━━━━━ MATERIAL PROVIDED
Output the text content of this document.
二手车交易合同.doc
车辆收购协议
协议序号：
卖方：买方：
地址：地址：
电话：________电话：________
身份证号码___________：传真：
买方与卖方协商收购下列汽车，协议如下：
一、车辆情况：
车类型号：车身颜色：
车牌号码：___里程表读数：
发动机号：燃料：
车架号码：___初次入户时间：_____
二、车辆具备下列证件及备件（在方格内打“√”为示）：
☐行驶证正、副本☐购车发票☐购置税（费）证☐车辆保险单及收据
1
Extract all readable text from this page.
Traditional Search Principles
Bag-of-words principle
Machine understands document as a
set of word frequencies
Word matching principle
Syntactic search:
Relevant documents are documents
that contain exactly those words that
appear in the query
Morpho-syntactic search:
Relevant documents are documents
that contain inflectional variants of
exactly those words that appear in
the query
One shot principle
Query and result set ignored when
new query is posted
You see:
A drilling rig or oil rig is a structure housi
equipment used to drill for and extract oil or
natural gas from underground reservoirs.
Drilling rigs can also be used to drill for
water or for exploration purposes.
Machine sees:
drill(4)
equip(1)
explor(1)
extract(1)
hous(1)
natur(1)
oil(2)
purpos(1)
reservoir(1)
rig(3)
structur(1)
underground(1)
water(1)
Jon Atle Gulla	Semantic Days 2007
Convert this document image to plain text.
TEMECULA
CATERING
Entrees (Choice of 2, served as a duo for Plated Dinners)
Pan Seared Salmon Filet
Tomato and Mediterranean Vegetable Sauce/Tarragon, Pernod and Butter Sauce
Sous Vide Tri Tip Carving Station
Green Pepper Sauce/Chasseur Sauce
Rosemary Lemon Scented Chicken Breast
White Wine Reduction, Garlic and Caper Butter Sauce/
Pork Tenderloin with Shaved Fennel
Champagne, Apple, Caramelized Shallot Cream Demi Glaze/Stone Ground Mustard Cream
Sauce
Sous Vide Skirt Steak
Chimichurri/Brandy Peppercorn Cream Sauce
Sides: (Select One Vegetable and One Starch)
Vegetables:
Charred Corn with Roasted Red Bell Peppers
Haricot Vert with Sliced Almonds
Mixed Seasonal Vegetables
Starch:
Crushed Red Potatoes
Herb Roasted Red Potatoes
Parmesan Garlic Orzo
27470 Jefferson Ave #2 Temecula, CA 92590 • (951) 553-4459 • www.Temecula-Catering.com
━━━━━━━━━━
SET EXERCISE: Select and copy every line of the listing with the word "underground".

TASK OUTPUT:
natural gas from underground reservoirs.
underground(1)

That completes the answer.